- [Stated problem]
Look through the material below and count the lines with the string "GENNAIO". Report only the count.
* START *
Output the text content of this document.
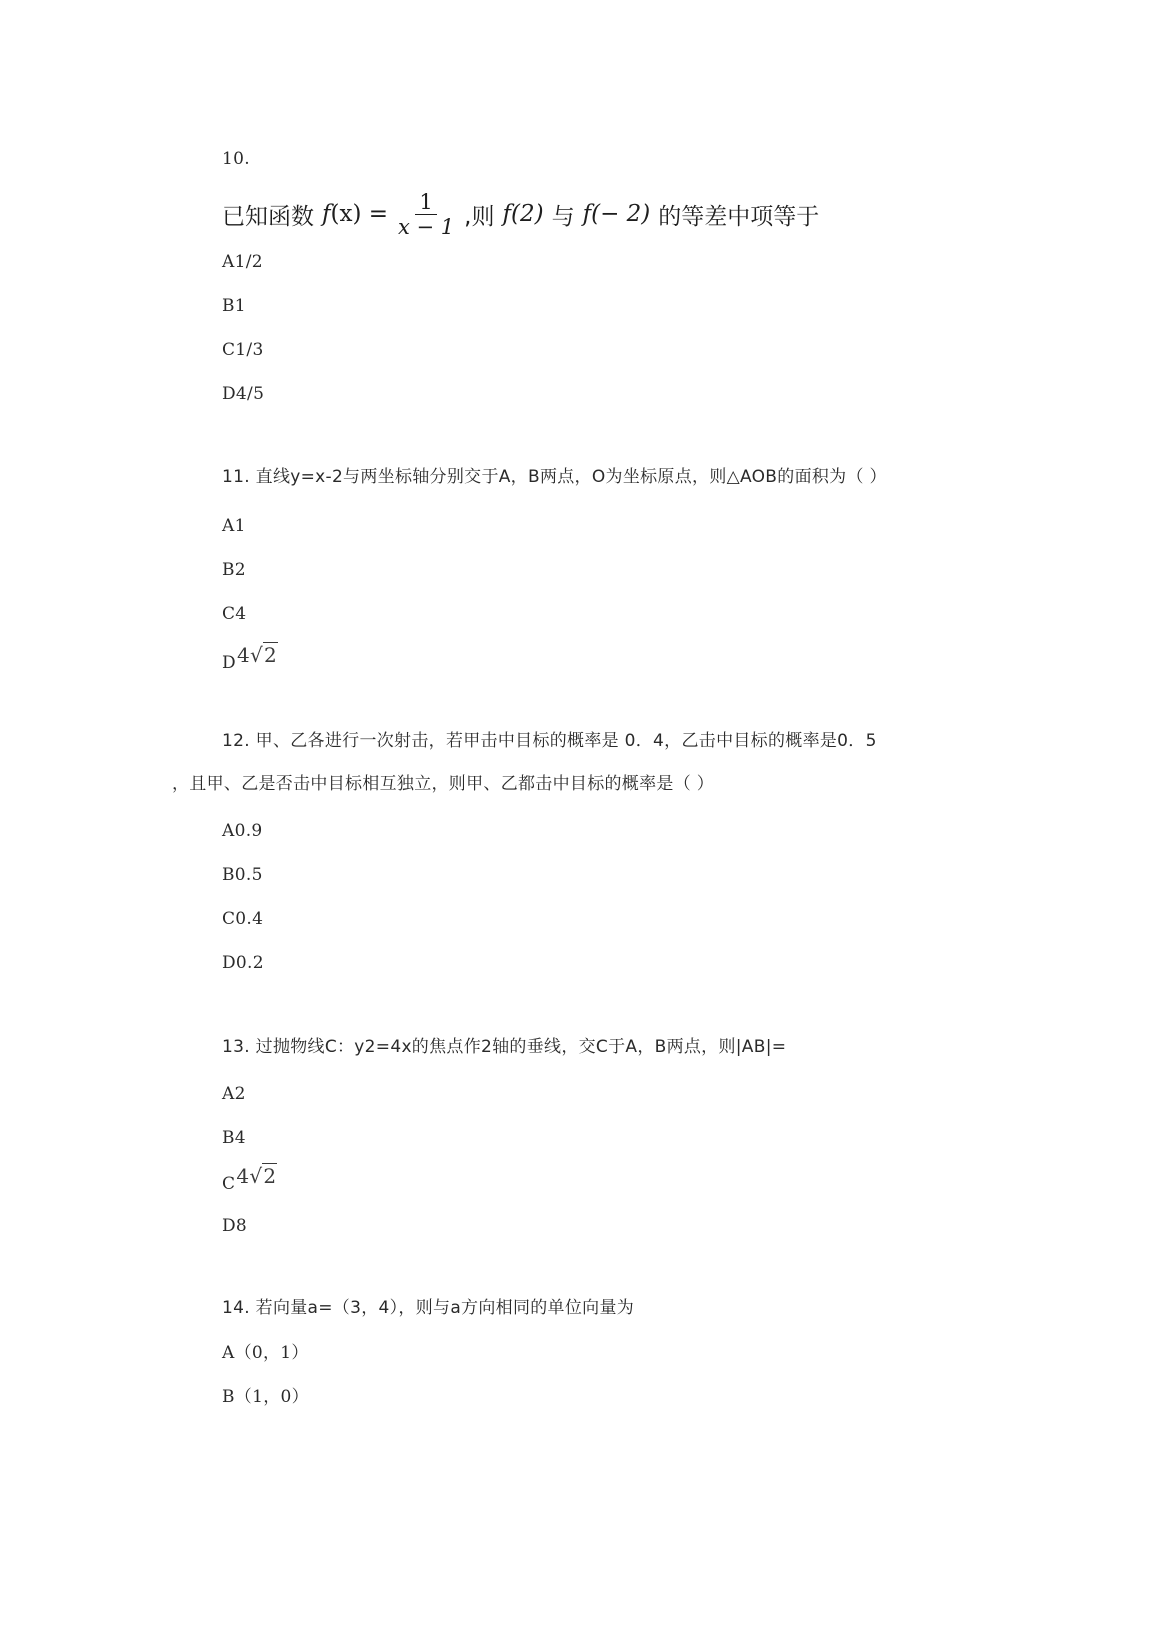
10.
已知函数 f $(x) = \frac{1}{x - 1}$ ,则 f(2) 与 f(− 2) 的等差中项等于
A1/2
B1
C1/3
D4/5
11. 直线y=x-2与两坐标轴分别交于A，B两点，O为坐标原点，则△AOB的面积为（ ）
A1
B2
C4
D4√2
12. 甲、乙各进行一次射击，若甲击中目标的概率是 0．4，乙击中目标的概率是0．5
，且甲、乙是否击中目标相互独立，则甲、乙都击中目标的概率是（ ）
A0.9
B0.5
C0.4
D0.2
13. 过抛物线C：y2=4x的焦点作2轴的垂线，交C于A，B两点，则|AB|=
A2
B4
C4√2
D8
14. 若向量a=（3，4），则与a方向相同的单位向量为
A（0，1）
B（1，0）
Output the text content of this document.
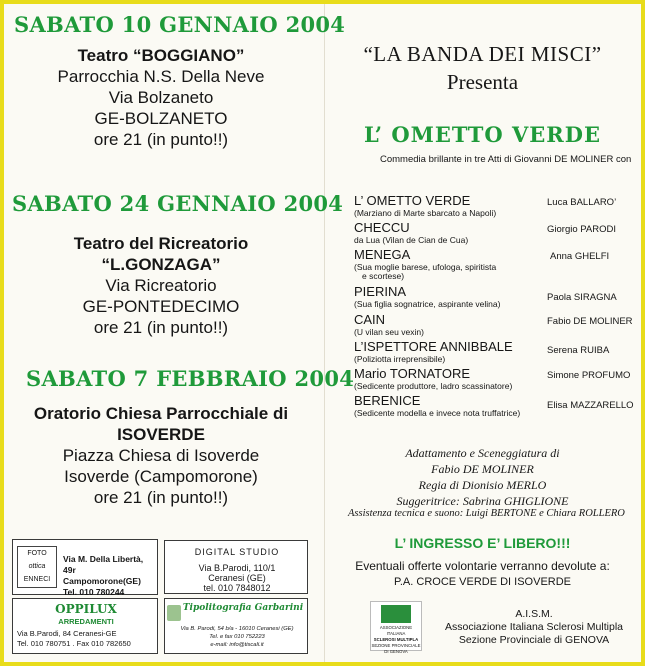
SABATO 10 GENNAIO 2004
Teatro “BOGGIANO”
Parrocchia N.S. Della Neve
Via Bolzaneto
GE-BOLZANETO
ore 21 (in punto!!)
SABATO 24 GENNAIO 2004
Teatro del Ricreatorio
“L.GONZAGA”
Via Ricreatorio
GE-PONTEDECIMO
ore 21 (in punto!!)
SABATO 7 FEBBRAIO 2004
Oratorio Chiesa Parrocchiale di
ISOVERDE
Piazza Chiesa di Isoverde
Isoverde (Campomorone)
ore 21 (in punto!!)
FOTO
ottica
ENNECI
Via M. Della Libertà, 49r
Campomorone(GE)
Tel. 010 780244
DIGITAL STUDIO
Via B.Parodi, 110/1
Ceranesi (GE)
tel. 010 7848012
OPPILUX
ARREDAMENTI
Via B.Parodi, 84 Ceranesi-GE
Tel. 010 780751 . Fax 010 782650
Tipolitografia Garbarini
Via B. Parodi, 54 b/a - 16010 Ceranesi (GE)
Tel. e fax 010 752223
e-mail: info@tiscali.it
“LA BANDA DEI MISCI”
Presenta
L’ OMETTO VERDE
Commedia brillante in tre Atti di Giovanni DE MOLINER con
L’ OMETTO VERDE
(Marziano di Marte sbarcato a Napoli)
Luca BALLARO’
CHECCU
da Lua (Vilan de Cian de Cua)
Giorgio PARODI
MENEGA
(Sua moglie barese, ufologa, spiritista
e scortese)
Anna GHELFI
PIERINA
(Sua figlia sognatrice, aspirante velina)
Paola SIRAGNA
CAIN
(U vilan seu vexin)
Fabio DE MOLINER
L’ISPETTORE ANNIBBALE
(Poliziotta irreprensibile)
Serena RUIBA
Mario TORNATORE
(Sedicente produttore, ladro scassinatore)
Simone PROFUMO
BERENICE
(Sedicente modella e invece nota truffatrice)
Elisa MAZZARELLO
Adattamento e Sceneggiatura di
Fabio DE MOLINER
Regia di Dionisio MERLO
Suggeritrice: Sabrina GHIGLIONE
Assistenza tecnica e suono: Luigi BERTONE e Chiara ROLLERO
L’ INGRESSO E’ LIBERO!!!
Eventuali offerte volontarie verranno devolute a:
P.A. CROCE VERDE DI ISOVERDE
ASSOCIAZIONE ITALIANA
SCLEROSI MULTIPLA
SEZIONE PROVINCIALE
DI GENOVA
A.I.S.M.
Associazione Italiana Sclerosi Multipla
Sezione Provinciale di GENOVA
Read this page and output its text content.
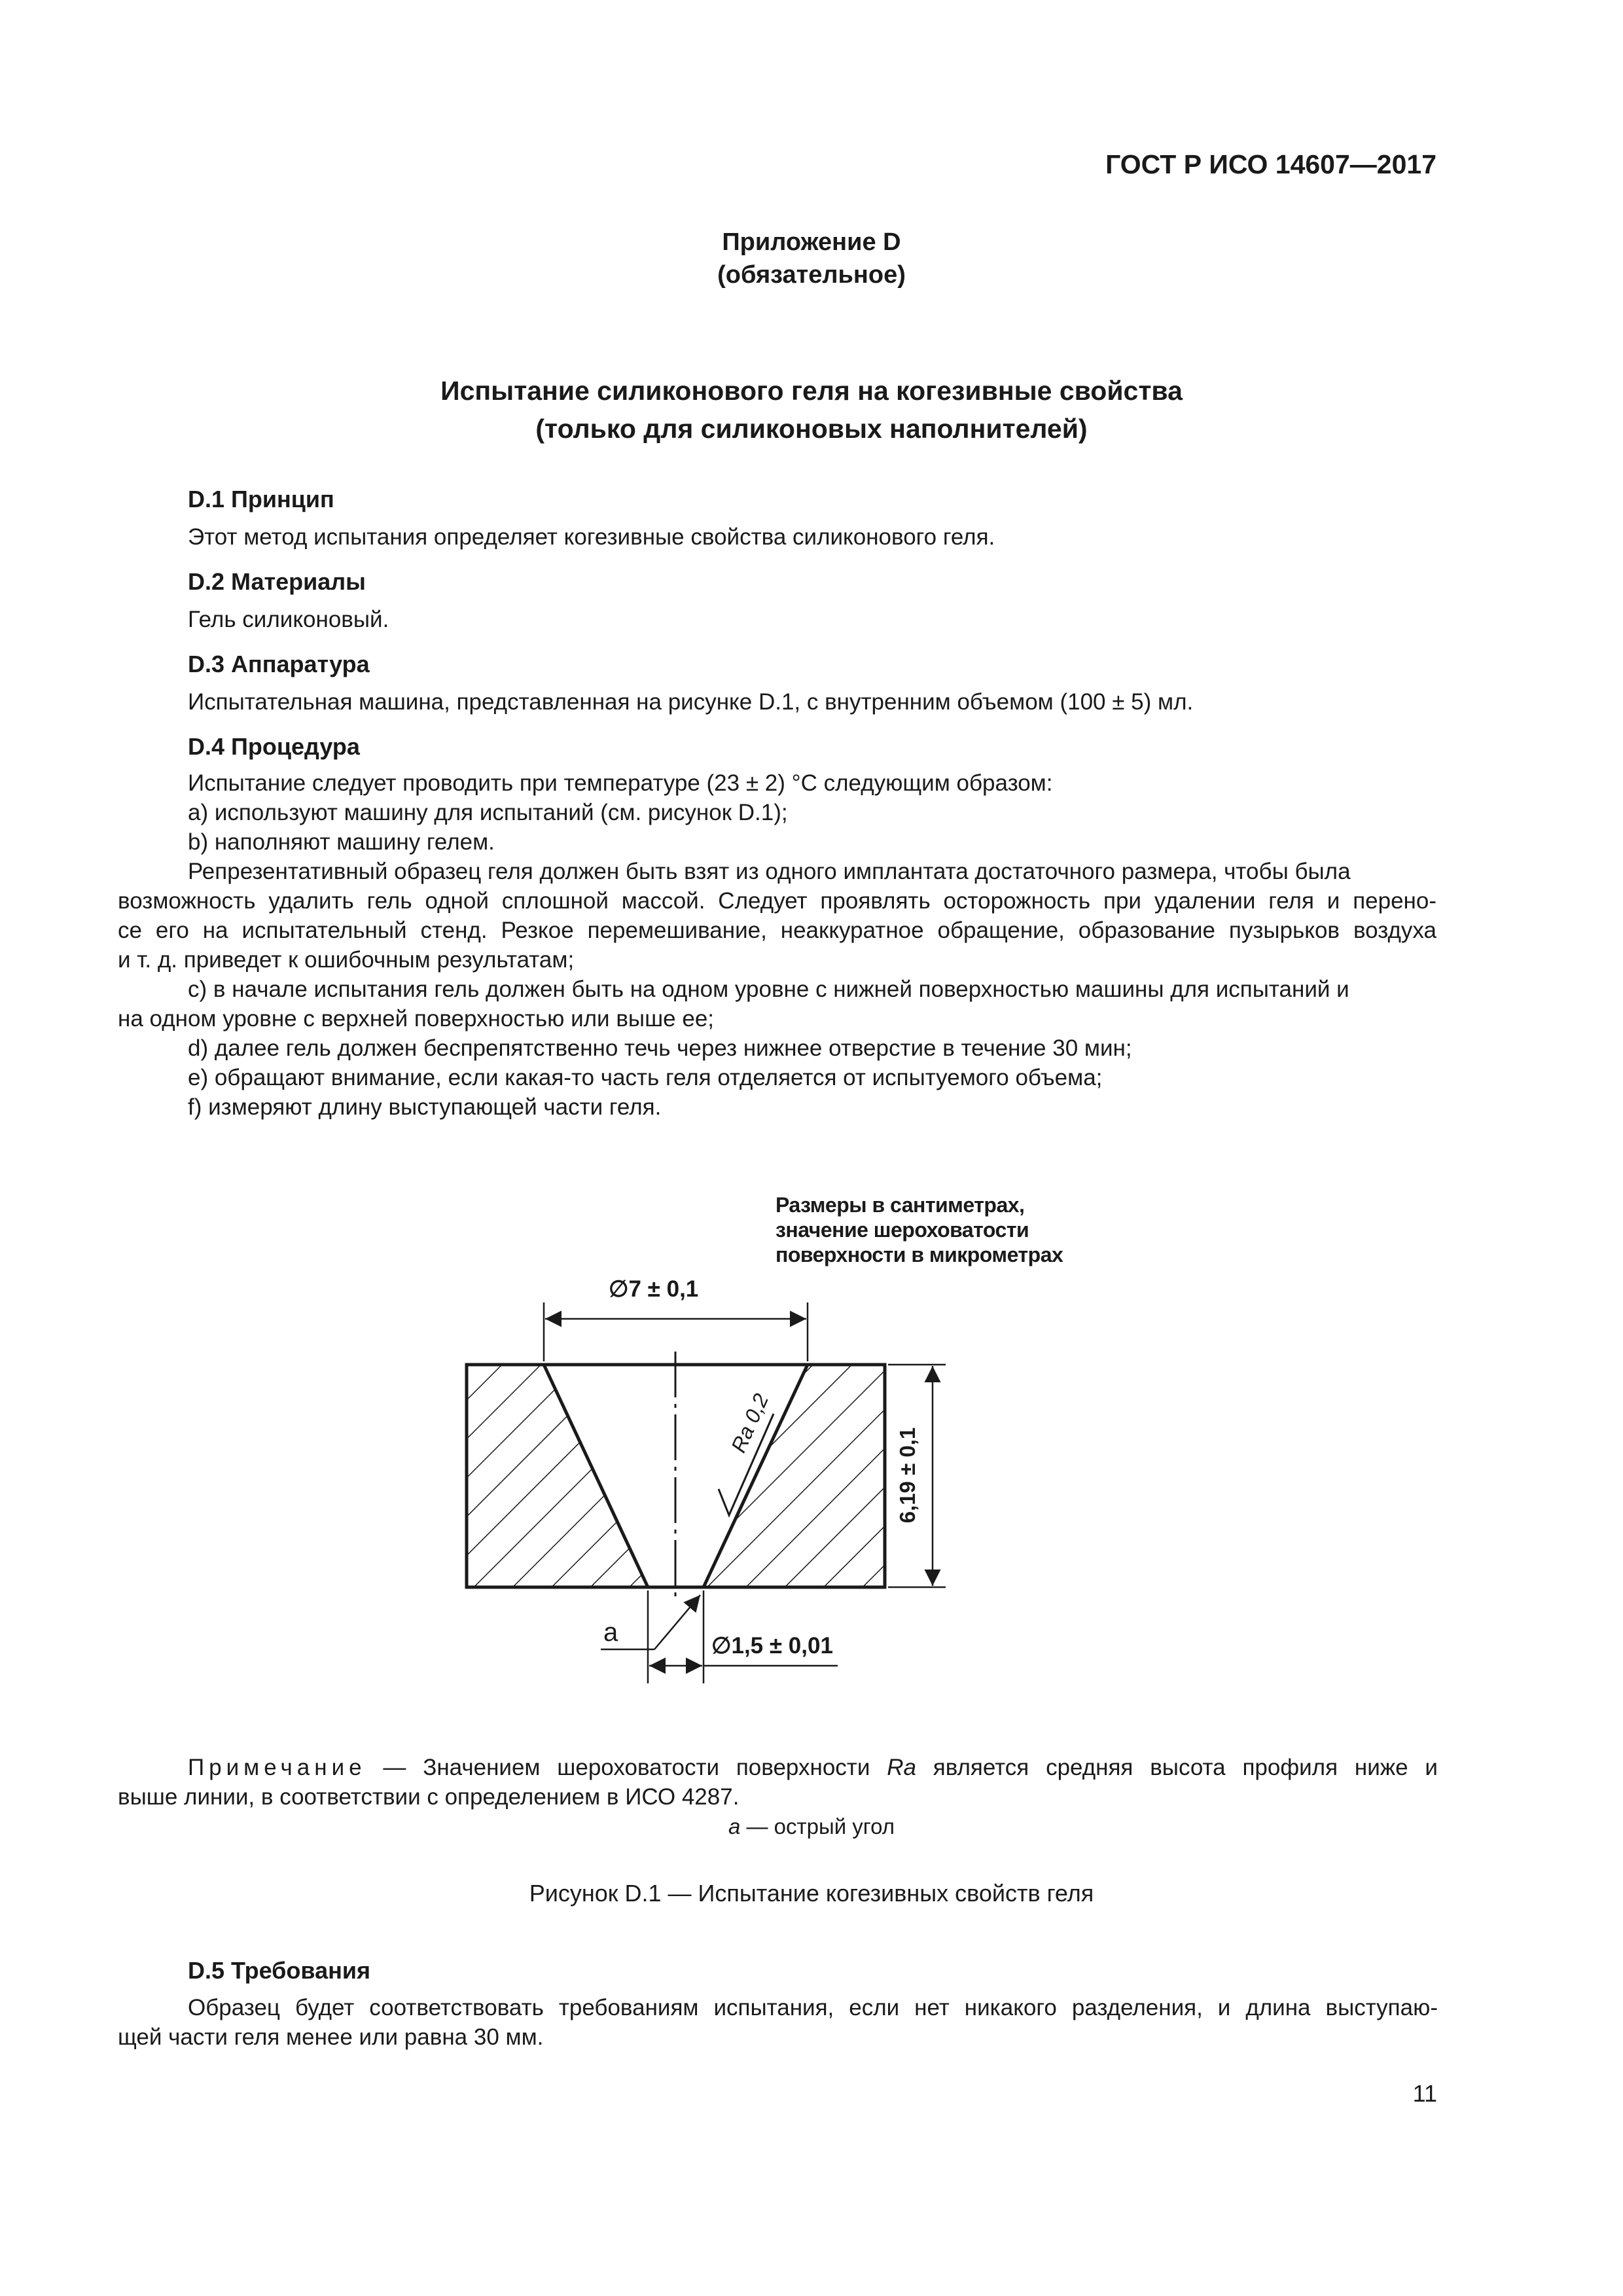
ГОСТ Р ИСО 14607—2017
Приложение D
(обязательное)
Испытание силиконового геля на когезивные свойства
(только для силиконовых наполнителей)
D.1 Принцип
Этот метод испытания определяет когезивные свойства силиконового геля.
D.2 Материалы
Гель силиконовый.
D.3 Аппаратура
Испытательная машина, представленная на рисунке D.1, с внутренним объемом (100 ± 5) мл.
D.4 Процедура
Испытание следует проводить при температуре (23 ± 2) °С следующим образом:
a) используют машину для испытаний (см. рисунок D.1);
b) наполняют машину гелем.
Репрезентативный образец геля должен быть взят из одного имплантата достаточного размера, чтобы была
возможность удалить гель одной сплошной массой. Следует проявлять осторожность при удалении геля и перено-
се его на испытательный стенд. Резкое перемешивание, неаккуратное обращение, образование пузырьков воздуха
и т. д. приведет к ошибочным результатам;
c) в начале испытания гель должен быть на одном уровне с нижней поверхностью машины для испытаний и
на одном уровне с верхней поверхностью или выше ее;
d) далее гель должен беспрепятственно течь через нижнее отверстие в течение 30 мин;
e) обращают внимание, если какая-то часть геля отделяется от испытуемого объема;
f) измеряют длину выступающей части геля.
Размеры в сантиметрах,
значение шероховатости
поверхности в микрометрах
∅7 ± 0,1
6,19 ± 0,1
∅1,5 ± 0,01
Ra 0,2
a
Примечание — Значением шероховатости поверхности Ra является средняя высота профиля ниже и
выше линии, в соответствии с определением в ИСО 4287.
a — острый угол
Рисунок D.1 — Испытание когезивных свойств геля
D.5 Требования
Образец будет соответствовать требованиям испытания, если нет никакого разделения, и длина выступаю-
щей части геля менее или равна 30 мм.
11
* END *
- [Written response]
2